State public pension funds love buying shares in local companies, but it is not so much a matter of “buying what you know” as “buying shares of companies with political clout.”
A new study of equity holdings of self-managed state public pension funds finds that they have not only a bias towards in-state companies, but in particular towards those with political connections and influence.
What’s more, these investments aren’t winners; this bias towards in-state politically connected firms costs the typical state pension fund about $225 million in annual decline in fund performance, according to estimates in the study, which is slated to be published in an upcoming Journal of Financial Economics.
“We find that state pension funds overweight these politically active firms and doing so is detrimental to fund equity performance,” write authors Daniel Bradley and Xiaojing Yuan of the University of South Florida and Christos Pantzalis of the University of Massachusetts at Lowell. (here)
“Our evidence is most consistent with the political bias hypothesis.”
Remember too, state pension funds are hardly in good shape and cannot afford to make poor and politically motivated investments.
The aggregate funding ratio of U.S. public pension funds was only 72 percent of liabilities in 2013, according to a survey by the National Association of State Retirement Administrators. That leaves more than $1 trillion of future liabilities unfunded nationwide.
It has long been known that state pension funds have a tendency to invest in firms within their state. Some argue that this is due to mere familiarity, though were this true it would not affect performance. Others assert that pension funds invest at home because they enjoy some information advantage which they seek to exploit. If this information advantage were due to political connections, then holdings of firms in this group would outperform.
What the study seems to have found, though, is that the allocations are going to local firms for political reasons and that this, because it comes from conflicted political motivations, leads in turn to underperformance.

§ DATA SUPPLIED:

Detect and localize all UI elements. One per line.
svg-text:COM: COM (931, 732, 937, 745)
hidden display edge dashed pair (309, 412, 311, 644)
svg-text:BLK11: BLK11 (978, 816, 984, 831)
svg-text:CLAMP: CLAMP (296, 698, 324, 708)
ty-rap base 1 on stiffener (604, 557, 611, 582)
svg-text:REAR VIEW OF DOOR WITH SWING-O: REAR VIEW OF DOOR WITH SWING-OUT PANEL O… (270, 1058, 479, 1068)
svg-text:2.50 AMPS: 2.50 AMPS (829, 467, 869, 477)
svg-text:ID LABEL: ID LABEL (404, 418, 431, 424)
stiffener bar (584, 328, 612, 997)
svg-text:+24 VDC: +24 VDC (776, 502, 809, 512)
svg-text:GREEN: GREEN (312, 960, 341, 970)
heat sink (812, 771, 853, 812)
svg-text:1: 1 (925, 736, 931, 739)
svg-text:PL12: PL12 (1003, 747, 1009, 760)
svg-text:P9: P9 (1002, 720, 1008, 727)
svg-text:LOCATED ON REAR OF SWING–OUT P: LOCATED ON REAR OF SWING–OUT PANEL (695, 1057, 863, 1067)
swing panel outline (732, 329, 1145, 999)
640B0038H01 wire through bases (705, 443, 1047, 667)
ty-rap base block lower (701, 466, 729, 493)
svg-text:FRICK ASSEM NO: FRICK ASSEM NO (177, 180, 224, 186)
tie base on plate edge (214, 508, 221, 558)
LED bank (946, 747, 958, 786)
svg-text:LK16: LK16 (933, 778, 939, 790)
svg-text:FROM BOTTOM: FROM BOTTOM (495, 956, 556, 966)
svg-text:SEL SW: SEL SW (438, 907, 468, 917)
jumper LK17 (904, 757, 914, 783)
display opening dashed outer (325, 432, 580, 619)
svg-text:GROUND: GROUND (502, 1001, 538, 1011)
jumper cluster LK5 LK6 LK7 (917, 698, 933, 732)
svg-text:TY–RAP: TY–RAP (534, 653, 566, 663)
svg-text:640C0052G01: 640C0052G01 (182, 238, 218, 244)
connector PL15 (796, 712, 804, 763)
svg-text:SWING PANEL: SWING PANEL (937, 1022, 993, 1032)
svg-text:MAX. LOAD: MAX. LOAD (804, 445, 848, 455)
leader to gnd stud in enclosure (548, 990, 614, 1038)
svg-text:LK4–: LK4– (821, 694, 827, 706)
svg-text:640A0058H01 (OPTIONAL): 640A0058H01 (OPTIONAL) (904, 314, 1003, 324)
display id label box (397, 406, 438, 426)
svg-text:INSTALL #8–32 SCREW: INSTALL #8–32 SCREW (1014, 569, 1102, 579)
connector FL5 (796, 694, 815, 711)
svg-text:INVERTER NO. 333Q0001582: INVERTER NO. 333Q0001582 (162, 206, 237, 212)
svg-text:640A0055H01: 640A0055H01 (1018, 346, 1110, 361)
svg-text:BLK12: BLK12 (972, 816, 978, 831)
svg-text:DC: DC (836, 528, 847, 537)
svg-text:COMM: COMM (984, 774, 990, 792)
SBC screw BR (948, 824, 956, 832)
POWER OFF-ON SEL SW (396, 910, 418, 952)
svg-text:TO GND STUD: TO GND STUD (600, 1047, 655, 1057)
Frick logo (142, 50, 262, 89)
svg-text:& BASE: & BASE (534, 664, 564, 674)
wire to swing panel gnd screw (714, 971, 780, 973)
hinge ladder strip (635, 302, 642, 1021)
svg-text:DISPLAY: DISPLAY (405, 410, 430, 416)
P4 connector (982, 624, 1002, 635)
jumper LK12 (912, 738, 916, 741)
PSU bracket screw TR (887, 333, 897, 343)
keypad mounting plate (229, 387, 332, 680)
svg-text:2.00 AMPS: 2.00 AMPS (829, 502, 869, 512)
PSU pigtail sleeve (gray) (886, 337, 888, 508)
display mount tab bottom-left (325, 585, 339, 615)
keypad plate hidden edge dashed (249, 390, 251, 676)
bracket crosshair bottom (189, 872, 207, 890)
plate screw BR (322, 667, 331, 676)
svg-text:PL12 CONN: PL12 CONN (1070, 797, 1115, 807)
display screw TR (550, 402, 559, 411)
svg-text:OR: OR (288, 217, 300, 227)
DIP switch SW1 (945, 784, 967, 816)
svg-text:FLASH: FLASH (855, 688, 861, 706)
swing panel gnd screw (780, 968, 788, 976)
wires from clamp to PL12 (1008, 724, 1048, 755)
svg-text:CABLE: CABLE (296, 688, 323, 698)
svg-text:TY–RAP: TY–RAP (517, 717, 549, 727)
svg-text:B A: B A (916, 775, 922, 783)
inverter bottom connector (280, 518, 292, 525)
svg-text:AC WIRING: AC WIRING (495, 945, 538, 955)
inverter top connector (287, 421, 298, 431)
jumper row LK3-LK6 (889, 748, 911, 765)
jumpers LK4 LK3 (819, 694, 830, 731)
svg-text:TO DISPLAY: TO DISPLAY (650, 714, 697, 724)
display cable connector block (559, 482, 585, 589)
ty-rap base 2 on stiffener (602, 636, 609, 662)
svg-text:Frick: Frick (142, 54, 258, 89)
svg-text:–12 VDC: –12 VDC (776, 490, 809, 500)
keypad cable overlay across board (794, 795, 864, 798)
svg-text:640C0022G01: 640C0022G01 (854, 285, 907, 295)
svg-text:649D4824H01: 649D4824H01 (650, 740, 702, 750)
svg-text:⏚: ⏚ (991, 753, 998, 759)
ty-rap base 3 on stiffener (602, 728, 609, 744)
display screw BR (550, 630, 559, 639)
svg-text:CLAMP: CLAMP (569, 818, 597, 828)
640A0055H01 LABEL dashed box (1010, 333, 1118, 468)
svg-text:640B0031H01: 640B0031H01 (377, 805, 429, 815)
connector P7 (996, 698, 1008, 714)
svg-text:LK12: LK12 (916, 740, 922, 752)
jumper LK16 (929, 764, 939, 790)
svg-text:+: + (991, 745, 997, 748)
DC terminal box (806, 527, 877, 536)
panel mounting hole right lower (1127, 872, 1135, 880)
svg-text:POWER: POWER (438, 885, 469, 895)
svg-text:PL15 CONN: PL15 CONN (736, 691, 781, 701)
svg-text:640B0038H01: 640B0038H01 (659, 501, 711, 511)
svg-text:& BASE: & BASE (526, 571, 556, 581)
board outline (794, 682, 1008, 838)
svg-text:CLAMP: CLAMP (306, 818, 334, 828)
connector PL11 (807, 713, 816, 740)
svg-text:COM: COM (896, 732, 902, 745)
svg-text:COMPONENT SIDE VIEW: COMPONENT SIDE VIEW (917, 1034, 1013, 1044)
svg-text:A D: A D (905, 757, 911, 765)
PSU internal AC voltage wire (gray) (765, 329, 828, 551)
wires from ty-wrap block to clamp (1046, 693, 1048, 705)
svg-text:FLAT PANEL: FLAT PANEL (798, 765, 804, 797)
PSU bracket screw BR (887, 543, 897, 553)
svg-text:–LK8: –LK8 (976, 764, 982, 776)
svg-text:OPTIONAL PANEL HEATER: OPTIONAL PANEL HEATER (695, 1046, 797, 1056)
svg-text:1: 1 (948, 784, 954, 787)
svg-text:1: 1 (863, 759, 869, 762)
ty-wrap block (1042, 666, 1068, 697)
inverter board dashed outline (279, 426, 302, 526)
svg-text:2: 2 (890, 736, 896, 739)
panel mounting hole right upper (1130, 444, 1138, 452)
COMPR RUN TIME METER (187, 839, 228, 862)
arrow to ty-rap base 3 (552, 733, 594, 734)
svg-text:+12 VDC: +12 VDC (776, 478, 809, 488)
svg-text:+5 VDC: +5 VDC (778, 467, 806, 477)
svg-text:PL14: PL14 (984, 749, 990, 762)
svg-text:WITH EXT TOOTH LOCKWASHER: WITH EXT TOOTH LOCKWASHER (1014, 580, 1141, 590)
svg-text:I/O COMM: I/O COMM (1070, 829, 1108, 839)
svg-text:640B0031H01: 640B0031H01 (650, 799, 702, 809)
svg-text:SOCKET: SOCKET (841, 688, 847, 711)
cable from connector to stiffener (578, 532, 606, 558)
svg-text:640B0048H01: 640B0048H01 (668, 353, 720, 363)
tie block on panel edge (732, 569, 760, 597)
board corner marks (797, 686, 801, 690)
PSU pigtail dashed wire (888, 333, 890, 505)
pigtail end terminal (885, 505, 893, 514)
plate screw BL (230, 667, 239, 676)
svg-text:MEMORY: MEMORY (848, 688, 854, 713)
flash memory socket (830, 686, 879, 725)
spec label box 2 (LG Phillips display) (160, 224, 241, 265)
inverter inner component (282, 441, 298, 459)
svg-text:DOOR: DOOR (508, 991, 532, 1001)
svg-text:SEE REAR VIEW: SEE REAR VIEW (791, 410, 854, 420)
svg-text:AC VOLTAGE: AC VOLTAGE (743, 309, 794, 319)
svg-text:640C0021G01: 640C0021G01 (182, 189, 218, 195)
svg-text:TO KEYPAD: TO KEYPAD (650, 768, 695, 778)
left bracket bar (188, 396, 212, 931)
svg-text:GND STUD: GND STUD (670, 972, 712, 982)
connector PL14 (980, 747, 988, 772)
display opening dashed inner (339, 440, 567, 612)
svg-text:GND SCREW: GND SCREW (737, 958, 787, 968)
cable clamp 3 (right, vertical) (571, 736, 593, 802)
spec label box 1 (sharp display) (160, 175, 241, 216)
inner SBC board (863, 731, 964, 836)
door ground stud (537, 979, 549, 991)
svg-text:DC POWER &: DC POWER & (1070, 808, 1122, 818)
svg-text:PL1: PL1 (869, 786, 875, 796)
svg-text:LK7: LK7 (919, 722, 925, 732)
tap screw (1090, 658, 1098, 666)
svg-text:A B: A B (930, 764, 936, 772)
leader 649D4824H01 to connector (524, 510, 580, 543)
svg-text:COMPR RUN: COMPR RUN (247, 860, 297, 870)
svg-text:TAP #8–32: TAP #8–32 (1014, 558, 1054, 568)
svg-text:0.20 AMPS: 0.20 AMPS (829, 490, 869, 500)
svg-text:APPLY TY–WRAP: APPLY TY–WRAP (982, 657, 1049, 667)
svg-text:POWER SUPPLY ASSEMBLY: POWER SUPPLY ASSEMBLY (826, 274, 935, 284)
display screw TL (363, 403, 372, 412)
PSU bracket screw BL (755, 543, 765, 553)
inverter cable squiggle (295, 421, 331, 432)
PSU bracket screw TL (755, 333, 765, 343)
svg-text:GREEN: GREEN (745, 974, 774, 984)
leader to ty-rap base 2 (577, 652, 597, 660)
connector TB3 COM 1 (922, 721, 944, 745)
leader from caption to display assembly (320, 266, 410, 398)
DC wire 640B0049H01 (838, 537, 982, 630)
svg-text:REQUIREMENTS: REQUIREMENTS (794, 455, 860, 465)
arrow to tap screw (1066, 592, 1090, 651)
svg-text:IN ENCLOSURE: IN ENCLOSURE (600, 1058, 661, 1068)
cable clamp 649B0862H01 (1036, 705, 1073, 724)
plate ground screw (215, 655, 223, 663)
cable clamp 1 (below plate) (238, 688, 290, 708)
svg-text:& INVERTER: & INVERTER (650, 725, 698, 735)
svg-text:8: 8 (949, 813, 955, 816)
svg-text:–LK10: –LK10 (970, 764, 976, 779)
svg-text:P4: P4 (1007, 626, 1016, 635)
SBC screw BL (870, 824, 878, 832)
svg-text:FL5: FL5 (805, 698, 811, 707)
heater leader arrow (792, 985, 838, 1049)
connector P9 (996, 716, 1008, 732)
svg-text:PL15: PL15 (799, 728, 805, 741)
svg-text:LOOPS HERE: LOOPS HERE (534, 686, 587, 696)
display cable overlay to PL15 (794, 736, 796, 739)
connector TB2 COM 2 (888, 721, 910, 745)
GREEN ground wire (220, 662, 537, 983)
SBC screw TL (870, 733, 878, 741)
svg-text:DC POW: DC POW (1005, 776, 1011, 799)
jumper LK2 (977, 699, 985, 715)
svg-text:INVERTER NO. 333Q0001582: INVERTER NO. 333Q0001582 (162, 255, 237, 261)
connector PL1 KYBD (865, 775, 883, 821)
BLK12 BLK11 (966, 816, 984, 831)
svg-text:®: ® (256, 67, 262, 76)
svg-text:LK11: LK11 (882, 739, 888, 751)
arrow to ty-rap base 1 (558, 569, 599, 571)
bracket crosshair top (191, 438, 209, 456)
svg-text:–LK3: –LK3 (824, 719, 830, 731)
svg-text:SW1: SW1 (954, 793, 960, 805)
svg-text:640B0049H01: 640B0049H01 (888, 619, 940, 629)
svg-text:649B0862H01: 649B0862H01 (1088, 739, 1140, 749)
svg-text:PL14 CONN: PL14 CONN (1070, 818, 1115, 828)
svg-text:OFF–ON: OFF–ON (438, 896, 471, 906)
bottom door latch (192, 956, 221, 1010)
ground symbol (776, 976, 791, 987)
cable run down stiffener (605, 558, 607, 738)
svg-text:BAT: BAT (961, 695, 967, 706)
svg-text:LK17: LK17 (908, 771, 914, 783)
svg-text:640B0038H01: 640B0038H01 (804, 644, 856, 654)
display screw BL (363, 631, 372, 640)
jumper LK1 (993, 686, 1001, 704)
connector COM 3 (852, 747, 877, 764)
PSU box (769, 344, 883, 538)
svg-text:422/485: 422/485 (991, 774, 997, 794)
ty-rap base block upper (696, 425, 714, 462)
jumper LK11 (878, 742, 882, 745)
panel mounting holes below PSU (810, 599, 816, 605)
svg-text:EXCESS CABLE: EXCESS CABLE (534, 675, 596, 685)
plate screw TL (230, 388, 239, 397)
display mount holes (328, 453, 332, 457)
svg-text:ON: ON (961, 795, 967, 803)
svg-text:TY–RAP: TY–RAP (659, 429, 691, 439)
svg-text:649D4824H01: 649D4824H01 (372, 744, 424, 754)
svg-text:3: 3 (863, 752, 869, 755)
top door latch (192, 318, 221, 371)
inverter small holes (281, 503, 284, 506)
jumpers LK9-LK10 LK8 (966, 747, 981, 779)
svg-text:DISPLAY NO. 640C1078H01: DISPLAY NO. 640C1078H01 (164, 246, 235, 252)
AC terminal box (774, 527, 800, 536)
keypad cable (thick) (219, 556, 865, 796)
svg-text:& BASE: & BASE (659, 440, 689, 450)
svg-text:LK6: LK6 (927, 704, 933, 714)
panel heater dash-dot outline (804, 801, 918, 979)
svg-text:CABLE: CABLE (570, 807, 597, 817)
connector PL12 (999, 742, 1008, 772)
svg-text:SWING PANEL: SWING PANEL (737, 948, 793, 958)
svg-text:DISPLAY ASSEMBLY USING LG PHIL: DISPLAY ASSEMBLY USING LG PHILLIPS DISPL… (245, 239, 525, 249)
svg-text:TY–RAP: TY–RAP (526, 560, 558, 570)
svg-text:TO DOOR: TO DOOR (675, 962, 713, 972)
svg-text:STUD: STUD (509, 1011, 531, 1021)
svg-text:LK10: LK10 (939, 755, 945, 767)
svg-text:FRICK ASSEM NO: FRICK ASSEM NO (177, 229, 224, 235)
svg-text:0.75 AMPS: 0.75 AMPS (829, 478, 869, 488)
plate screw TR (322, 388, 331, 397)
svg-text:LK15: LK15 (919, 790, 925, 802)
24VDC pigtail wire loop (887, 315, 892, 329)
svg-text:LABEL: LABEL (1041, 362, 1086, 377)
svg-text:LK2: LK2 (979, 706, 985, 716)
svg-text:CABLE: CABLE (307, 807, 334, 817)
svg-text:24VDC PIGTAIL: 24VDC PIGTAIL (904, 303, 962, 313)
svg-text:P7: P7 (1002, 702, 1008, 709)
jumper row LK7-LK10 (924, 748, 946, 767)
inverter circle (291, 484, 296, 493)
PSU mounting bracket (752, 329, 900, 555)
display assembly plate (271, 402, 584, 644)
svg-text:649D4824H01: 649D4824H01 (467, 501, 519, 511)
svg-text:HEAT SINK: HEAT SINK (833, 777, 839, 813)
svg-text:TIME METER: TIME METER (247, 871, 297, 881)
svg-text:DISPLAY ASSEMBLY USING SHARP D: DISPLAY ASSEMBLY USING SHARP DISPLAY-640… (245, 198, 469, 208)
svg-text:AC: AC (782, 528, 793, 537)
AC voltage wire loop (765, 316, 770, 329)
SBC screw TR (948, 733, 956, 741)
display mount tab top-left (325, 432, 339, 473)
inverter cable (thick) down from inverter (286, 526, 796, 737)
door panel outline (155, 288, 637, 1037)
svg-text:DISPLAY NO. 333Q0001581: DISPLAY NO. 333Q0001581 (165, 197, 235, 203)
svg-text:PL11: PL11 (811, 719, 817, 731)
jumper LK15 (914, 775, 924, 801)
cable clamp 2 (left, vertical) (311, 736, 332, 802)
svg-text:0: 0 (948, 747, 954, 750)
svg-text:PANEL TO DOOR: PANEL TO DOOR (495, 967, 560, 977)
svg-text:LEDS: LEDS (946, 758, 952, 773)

§ SHORT TASK 1:
In the article on state pension funds, what was the aggregate funding ratio of U.S. public pension funds in 2013?
§ SHORT TASK 2:
Please repeat the part of the article on state pension funds starting with "It has long" and going on through "group would outperform.".

§ FINAL ANSWER 1:
Only 72 percent of liabilities.

§ FINAL ANSWER 2:
It has long been known that state pension funds have a tendency to invest in firms within their state. Some argue that this is due to mere familiarity, though were this true it would not affect performance. Others assert that pension funds invest at home because they enjoy some information advantage which they seek to exploit. If this information advantage were due to political connections, then holdings of firms in this group would outperform.